(Records excerpted from a collection)
★ ★ ★

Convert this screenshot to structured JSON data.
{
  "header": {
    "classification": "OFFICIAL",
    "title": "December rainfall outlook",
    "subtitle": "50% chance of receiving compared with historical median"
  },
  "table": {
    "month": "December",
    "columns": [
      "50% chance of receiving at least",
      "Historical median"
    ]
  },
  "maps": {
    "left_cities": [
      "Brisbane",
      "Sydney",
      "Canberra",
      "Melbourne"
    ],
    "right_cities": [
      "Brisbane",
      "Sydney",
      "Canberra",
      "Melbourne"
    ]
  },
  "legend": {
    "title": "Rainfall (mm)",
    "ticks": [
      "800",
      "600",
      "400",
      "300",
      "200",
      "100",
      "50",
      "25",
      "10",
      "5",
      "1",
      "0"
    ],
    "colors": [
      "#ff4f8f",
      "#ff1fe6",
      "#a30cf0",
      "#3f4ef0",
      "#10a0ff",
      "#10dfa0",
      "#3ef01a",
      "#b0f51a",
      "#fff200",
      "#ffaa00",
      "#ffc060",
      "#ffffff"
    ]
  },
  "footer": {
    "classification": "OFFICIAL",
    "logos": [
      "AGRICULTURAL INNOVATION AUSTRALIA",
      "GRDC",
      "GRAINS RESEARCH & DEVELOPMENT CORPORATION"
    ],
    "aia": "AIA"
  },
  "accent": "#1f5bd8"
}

★ ★ ★

# [WRITTEN REQUEST]
Copy out every line from the data above that has "receiving" in it.

# [RIGHT ANSWER]
    "subtitle": "50% chance of receiving compared with historical median"
      "50% chance of receiving at least",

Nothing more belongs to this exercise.